YOUR OBJECTIVE:
Reproduce the data below, switching every occurrence of "target-marker-icon" to "target-dot-icon" and keeping everything else unchanged.
## Begin
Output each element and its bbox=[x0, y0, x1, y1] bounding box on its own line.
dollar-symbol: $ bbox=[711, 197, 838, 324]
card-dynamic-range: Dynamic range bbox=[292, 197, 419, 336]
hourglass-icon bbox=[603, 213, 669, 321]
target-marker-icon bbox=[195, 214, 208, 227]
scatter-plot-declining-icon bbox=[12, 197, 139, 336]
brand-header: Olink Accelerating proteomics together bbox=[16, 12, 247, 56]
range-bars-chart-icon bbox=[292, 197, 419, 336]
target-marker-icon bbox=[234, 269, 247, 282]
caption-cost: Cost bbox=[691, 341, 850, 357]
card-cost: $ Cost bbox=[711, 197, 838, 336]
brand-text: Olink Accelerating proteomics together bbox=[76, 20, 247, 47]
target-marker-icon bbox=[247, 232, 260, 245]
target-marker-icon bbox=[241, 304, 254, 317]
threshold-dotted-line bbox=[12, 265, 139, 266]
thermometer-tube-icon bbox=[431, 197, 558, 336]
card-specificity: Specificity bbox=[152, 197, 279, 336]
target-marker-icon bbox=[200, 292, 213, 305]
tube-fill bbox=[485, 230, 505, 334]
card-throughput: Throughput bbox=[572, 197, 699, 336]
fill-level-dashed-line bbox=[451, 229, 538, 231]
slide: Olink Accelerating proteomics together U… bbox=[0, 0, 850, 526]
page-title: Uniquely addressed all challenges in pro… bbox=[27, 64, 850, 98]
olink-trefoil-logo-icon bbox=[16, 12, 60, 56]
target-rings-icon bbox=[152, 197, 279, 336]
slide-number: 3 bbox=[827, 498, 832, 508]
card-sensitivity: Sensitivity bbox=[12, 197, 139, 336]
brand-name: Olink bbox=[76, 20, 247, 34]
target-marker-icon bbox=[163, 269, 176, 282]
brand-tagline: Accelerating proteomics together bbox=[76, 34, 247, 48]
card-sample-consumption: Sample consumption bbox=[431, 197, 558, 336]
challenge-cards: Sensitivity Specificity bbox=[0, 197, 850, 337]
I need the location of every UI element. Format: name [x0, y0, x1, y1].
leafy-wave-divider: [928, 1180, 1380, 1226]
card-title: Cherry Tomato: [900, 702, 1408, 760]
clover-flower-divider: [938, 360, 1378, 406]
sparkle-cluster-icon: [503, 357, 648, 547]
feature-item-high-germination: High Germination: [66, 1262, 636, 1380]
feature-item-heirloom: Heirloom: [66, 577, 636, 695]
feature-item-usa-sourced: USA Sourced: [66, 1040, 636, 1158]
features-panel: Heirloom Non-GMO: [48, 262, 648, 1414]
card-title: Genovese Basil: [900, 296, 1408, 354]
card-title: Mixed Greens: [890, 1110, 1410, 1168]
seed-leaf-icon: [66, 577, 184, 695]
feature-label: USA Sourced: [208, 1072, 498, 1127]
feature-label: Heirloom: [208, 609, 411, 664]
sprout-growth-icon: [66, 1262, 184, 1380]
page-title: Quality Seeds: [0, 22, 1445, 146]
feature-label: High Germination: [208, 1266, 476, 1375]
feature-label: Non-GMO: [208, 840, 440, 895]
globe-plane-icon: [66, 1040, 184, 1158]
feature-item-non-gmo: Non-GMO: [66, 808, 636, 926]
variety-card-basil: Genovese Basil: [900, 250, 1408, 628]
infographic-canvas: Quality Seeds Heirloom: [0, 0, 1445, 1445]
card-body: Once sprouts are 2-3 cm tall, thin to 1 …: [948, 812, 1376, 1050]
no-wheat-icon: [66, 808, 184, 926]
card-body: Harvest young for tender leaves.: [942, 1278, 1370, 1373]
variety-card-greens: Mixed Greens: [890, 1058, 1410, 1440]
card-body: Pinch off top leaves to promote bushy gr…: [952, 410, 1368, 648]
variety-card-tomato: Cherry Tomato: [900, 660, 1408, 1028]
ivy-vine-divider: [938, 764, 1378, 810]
## End
THE COMPLETED TASK:
Output each element and its bbox=[x0, y0, x1, y1] bounding box on its own line.
dollar-symbol: $ bbox=[711, 197, 838, 324]
card-dynamic-range: Dynamic range bbox=[292, 197, 419, 336]
hourglass-icon bbox=[603, 213, 669, 321]
target-dot-icon bbox=[195, 214, 208, 227]
scatter-plot-declining-icon bbox=[12, 197, 139, 336]
brand-header: Olink Accelerating proteomics together bbox=[16, 12, 247, 56]
range-bars-chart-icon bbox=[292, 197, 419, 336]
target-dot-icon bbox=[234, 269, 247, 282]
caption-cost: Cost bbox=[691, 341, 850, 357]
card-cost: $ Cost bbox=[711, 197, 838, 336]
brand-text: Olink Accelerating proteomics together bbox=[76, 20, 247, 47]
target-dot-icon bbox=[247, 232, 260, 245]
target-dot-icon bbox=[241, 304, 254, 317]
threshold-dotted-line bbox=[12, 265, 139, 266]
thermometer-tube-icon bbox=[431, 197, 558, 336]
card-specificity: Specificity bbox=[152, 197, 279, 336]
target-dot-icon bbox=[200, 292, 213, 305]
tube-fill bbox=[485, 230, 505, 334]
card-throughput: Throughput bbox=[572, 197, 699, 336]
fill-level-dashed-line bbox=[451, 229, 538, 231]
slide: Olink Accelerating proteomics together U… bbox=[0, 0, 850, 526]
page-title: Uniquely addressed all challenges in pro… bbox=[27, 64, 850, 98]
olink-trefoil-logo-icon bbox=[16, 12, 60, 56]
target-rings-icon bbox=[152, 197, 279, 336]
slide-number: 3 bbox=[827, 498, 832, 508]
card-sensitivity: Sensitivity bbox=[12, 197, 139, 336]
brand-name: Olink bbox=[76, 20, 247, 34]
target-dot-icon bbox=[163, 269, 176, 282]
brand-tagline: Accelerating proteomics together bbox=[76, 34, 247, 48]
card-sample-consumption: Sample consumption bbox=[431, 197, 558, 336]
challenge-cards: Sensitivity Specificity bbox=[0, 197, 850, 337]
I need the location of every UI element. Format: name [x0, y0, x1, y1].
leafy-wave-divider: [928, 1180, 1380, 1226]
card-title: Cherry Tomato: [900, 702, 1408, 760]
clover-flower-divider: [938, 360, 1378, 406]
sparkle-cluster-icon: [503, 357, 648, 547]
feature-item-high-germination: High Germination: [66, 1262, 636, 1380]
feature-item-heirloom: Heirloom: [66, 577, 636, 695]
feature-item-usa-sourced: USA Sourced: [66, 1040, 636, 1158]
features-panel: Heirloom Non-GMO: [48, 262, 648, 1414]
card-title: Genovese Basil: [900, 296, 1408, 354]
card-title: Mixed Greens: [890, 1110, 1410, 1168]
seed-leaf-icon: [66, 577, 184, 695]
feature-label: USA Sourced: [208, 1072, 498, 1127]
feature-label: Heirloom: [208, 609, 411, 664]
sprout-growth-icon: [66, 1262, 184, 1380]
page-title: Quality Seeds: [0, 22, 1445, 146]
feature-label: High Germination: [208, 1266, 476, 1375]
feature-label: Non-GMO: [208, 840, 440, 895]
globe-plane-icon: [66, 1040, 184, 1158]
feature-item-non-gmo: Non-GMO: [66, 808, 636, 926]
variety-card-basil: Genovese Basil: [900, 250, 1408, 628]
infographic-canvas: Quality Seeds Heirloom: [0, 0, 1445, 1445]
card-body: Once sprouts are 2-3 cm tall, thin to 1 …: [948, 812, 1376, 1050]
no-wheat-icon: [66, 808, 184, 926]
card-body: Harvest young for tender leaves.: [942, 1278, 1370, 1373]
variety-card-greens: Mixed Greens: [890, 1058, 1410, 1440]
card-body: Pinch off top leaves to promote bushy gr…: [952, 410, 1368, 648]
variety-card-tomato: Cherry Tomato: [900, 660, 1408, 1028]
ivy-vine-divider: [938, 764, 1378, 810]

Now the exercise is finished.